PROBLEM TO SOLVE:
Copy every line of the data that includes the string "demostración".

---*---

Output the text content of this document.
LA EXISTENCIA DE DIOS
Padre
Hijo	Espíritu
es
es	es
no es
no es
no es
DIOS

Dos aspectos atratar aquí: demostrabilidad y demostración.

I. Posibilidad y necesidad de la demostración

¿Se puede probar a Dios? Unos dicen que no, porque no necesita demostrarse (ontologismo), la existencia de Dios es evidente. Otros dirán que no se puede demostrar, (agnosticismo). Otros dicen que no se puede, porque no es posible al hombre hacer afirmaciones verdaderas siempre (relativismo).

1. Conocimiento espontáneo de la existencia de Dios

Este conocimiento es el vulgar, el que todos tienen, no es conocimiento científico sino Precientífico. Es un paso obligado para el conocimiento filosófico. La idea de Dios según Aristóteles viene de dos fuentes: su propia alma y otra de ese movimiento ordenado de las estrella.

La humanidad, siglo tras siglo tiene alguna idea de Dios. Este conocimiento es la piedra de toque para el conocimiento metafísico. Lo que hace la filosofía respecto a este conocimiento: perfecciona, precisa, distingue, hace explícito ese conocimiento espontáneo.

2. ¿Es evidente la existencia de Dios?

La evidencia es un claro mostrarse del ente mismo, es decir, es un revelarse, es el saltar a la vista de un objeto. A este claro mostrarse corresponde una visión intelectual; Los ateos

---*---

EXERCISE OUTPUT:
Dos aspectos atratar aquí: demostrabilidad y demostración.
I. Posibilidad y necesidad de la demostración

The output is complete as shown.